Given passage ->

— BEGIN —

# Anniversary



## DavyHollow (Jul 14, 2011)

Well, I'm just throwing ideas around in my head, but I could use an opinion or two. Me and my Boyfriend's 6 month anniversary is coming up, and we decided to give gifts for it. So now I'm thinking about what to get him. and I just CAN NOT figure what to get. He's a very practical person, so I don't want to get him something he can't use. He also likes Soccer, the outdoors (he's an eagle scout), technology, minimalizism, money, history, he's a math/economics and political science major, he likes army stuff but not the army itself, he likes jack russels, badmitton, video games (older systems or mac comp), aaaand he's working on loosing weight/building muscle, but I'm hesitant to get him something related to that because I don't want him to change 

So here are my ideas so far. For his birthday I got him a DVD and some fake poop and a stuffed animal . . . . so I want this to be a bit better. BUT also on the cheaper side, because in my last relationship I went all out on a gift for christmas and he broke up with me the next week  Plus I don't know what this BF is getting me.

— END —

Entries supplied ->
— BEGIN —

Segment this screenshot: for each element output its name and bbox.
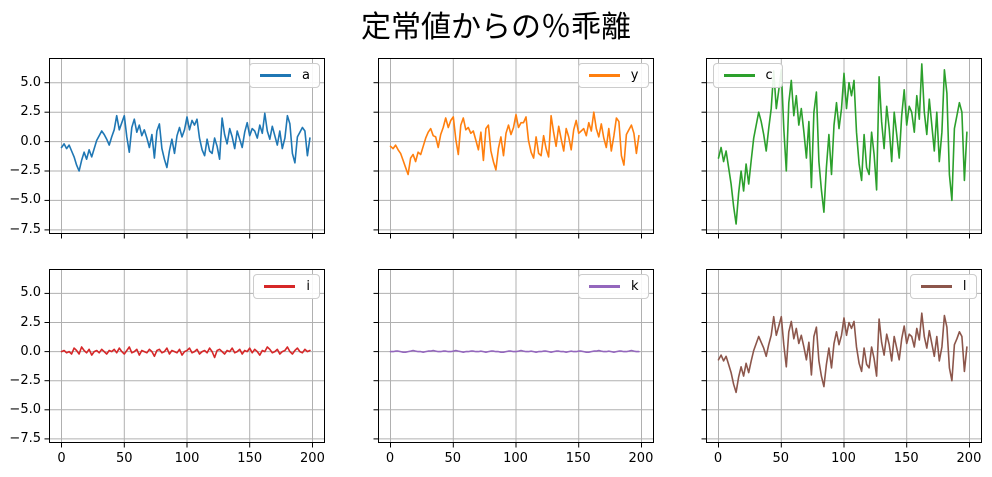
series-line-c <box>717 63 968 225</box>
axis-ticks <box>701 292 970 448</box>
y-tick-label: 5.0 <box>20 285 41 301</box>
x-tick-label: 0 <box>713 451 723 466</box>
x-tick-label: 150 <box>565 451 591 466</box>
legend-box-i: i <box>253 274 320 299</box>
gridlines <box>49 58 325 234</box>
axes-spines <box>705 269 982 443</box>
figure-title: 定常値からの％乖離 <box>361 10 631 45</box>
y-tick-label: −7.5 <box>9 221 41 237</box>
axis-ticks <box>44 82 313 239</box>
x-tick-label: 50 <box>444 451 462 466</box>
legend-line-sample <box>588 74 620 77</box>
series-line-i <box>60 346 311 359</box>
subplot-k: k 0 50 100 150 200 <box>373 269 654 465</box>
legend-box-k: k <box>577 274 649 299</box>
y-tick-label: −2.5 <box>9 163 41 179</box>
x-tick-label: 150 <box>237 451 263 466</box>
axes-spines <box>705 58 982 234</box>
subplot-c: c <box>701 58 982 239</box>
legend-line-sample <box>264 285 296 288</box>
subplot-a: a 5.0 2.5 0.0 −2.5 −5.0 −7.5 <box>9 58 325 239</box>
x-tick-label: 100 <box>503 451 528 466</box>
x-tick-label: 200 <box>956 451 982 466</box>
gridlines <box>705 269 982 443</box>
plot-area-c <box>701 58 982 239</box>
legend-box-c: c <box>712 63 783 88</box>
axes-spines <box>377 269 654 443</box>
series-line-y <box>389 111 640 176</box>
axis-ticks <box>373 82 642 239</box>
legend-label: i <box>306 279 310 294</box>
y-tick-label: −2.5 <box>9 372 41 388</box>
legend-box-a: a <box>249 63 320 88</box>
x-tick-label: 50 <box>772 451 790 466</box>
series-line-l <box>717 312 968 394</box>
y-tick-label: 0.0 <box>20 133 41 149</box>
series-line-k <box>389 349 640 353</box>
legend-line-sample <box>723 74 755 77</box>
series-line-a <box>60 112 311 172</box>
x-tick-label: 0 <box>57 451 66 466</box>
legend-box-y: y <box>577 63 649 88</box>
plot-area-a <box>44 58 325 239</box>
axis-ticks <box>701 82 970 239</box>
x-tick-label: 150 <box>893 451 919 466</box>
x-tick-label: 100 <box>174 451 200 466</box>
legend-label: c <box>765 68 773 83</box>
y-tick-label: 0.0 <box>20 343 41 359</box>
axis-ticks <box>44 292 313 448</box>
legend-line-sample <box>588 285 620 288</box>
subplot-l: l 0 50 100 150 200 <box>701 269 982 465</box>
y-tick-label: 2.5 <box>20 104 41 120</box>
y-tick-label: −5.0 <box>9 401 41 417</box>
x-tick-label: 200 <box>628 451 654 466</box>
x-tick-label: 0 <box>385 451 395 466</box>
axes-spines <box>49 269 325 443</box>
subplot-y: y <box>373 58 654 239</box>
plot-area-l <box>701 269 982 448</box>
x-tick-label: 100 <box>831 451 856 466</box>
legend-label: a <box>302 68 310 83</box>
x-tick-label: 200 <box>300 451 325 466</box>
gridlines <box>49 269 325 443</box>
x-tick-label: 50 <box>115 451 133 466</box>
axes-spines <box>49 58 325 234</box>
legend-box-l: l <box>909 274 977 299</box>
axes-spines <box>377 58 654 234</box>
y-tick-label: 5.0 <box>20 74 41 90</box>
legend-label: k <box>630 279 639 294</box>
subplot-i: i 5.0 2.5 0.0 −2.5 −5.0 −7.5 0 50 100 150 200 <box>9 269 325 465</box>
legend-label: y <box>630 68 639 83</box>
y-tick-label: −5.0 <box>9 192 41 208</box>
legend-line-sample <box>260 74 292 77</box>
plot-area-i <box>44 269 325 448</box>
y-tick-label: −7.5 <box>9 430 41 446</box>
legend-line-sample <box>920 285 952 288</box>
axis-ticks <box>373 292 642 448</box>
y-tick-label: 2.5 <box>20 314 41 330</box>
legend-label: l <box>962 279 967 294</box>
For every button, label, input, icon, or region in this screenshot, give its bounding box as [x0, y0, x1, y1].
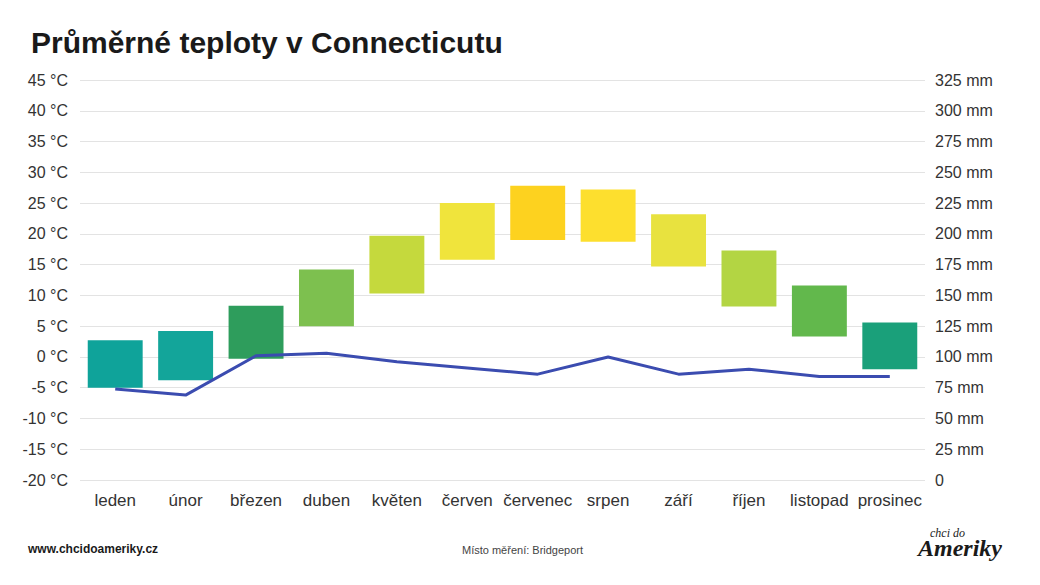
svg-text:leden: leden — [94, 491, 136, 510]
svg-text:100 mm: 100 mm — [935, 348, 993, 365]
svg-text:250 mm: 250 mm — [935, 164, 993, 181]
svg-text:Ameriky: Ameriky — [916, 535, 1002, 561]
svg-text:10 °C: 10 °C — [28, 287, 68, 304]
svg-text:5 °C: 5 °C — [37, 318, 68, 335]
svg-text:-5 °C: -5 °C — [31, 379, 68, 396]
svg-text:0: 0 — [935, 472, 944, 489]
svg-text:325 mm: 325 mm — [935, 72, 993, 89]
svg-text:225 mm: 225 mm — [935, 195, 993, 212]
svg-text:300 mm: 300 mm — [935, 102, 993, 119]
svg-text:30 °C: 30 °C — [28, 164, 68, 181]
svg-text:červen: červen — [442, 491, 493, 510]
svg-text:25 °C: 25 °C — [28, 195, 68, 212]
svg-text:květen: květen — [372, 491, 422, 510]
svg-text:45 °C: 45 °C — [28, 72, 68, 89]
svg-text:175 mm: 175 mm — [935, 256, 993, 273]
svg-text:září: září — [664, 491, 693, 510]
svg-text:40 °C: 40 °C — [28, 102, 68, 119]
svg-text:50 mm: 50 mm — [935, 410, 984, 427]
svg-text:0 °C: 0 °C — [37, 348, 68, 365]
svg-text:150 mm: 150 mm — [935, 287, 993, 304]
svg-text:listopad: listopad — [790, 491, 849, 510]
svg-text:200 mm: 200 mm — [935, 225, 993, 242]
svg-text:Průměrné teploty v Connecticut: Průměrné teploty v Connecticutu — [31, 26, 503, 59]
svg-text:20 °C: 20 °C — [28, 225, 68, 242]
svg-text:www.chcidoameriky.cz: www.chcidoameriky.cz — [27, 542, 158, 556]
svg-text:chci do: chci do — [930, 526, 965, 540]
svg-text:říjen: říjen — [732, 491, 765, 510]
svg-text:25 mm: 25 mm — [935, 441, 984, 458]
svg-text:červenec: červenec — [503, 491, 572, 510]
svg-text:275 mm: 275 mm — [935, 133, 993, 150]
svg-text:srpen: srpen — [587, 491, 630, 510]
svg-text:125 mm: 125 mm — [935, 318, 993, 335]
svg-text:-15 °C: -15 °C — [22, 441, 68, 458]
svg-text:-10 °C: -10 °C — [22, 410, 68, 427]
svg-text:75 mm: 75 mm — [935, 379, 984, 396]
svg-text:-20 °C: -20 °C — [22, 472, 68, 489]
svg-text:Místo měření: Bridgeport: Místo měření: Bridgeport — [462, 544, 583, 556]
svg-text:únor: únor — [169, 491, 203, 510]
svg-text:35 °C: 35 °C — [28, 133, 68, 150]
svg-text:prosinec: prosinec — [858, 491, 923, 510]
svg-text:15 °C: 15 °C — [28, 256, 68, 273]
svg-text:duben: duben — [303, 491, 350, 510]
svg-text:březen: březen — [230, 491, 282, 510]
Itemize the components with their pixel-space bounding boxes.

— END —

What to do -> In the anniversary post, what did the writer give the boyfriend for his birthday?

Output of the task -> A DVD, some fake poop and a stuffed animal.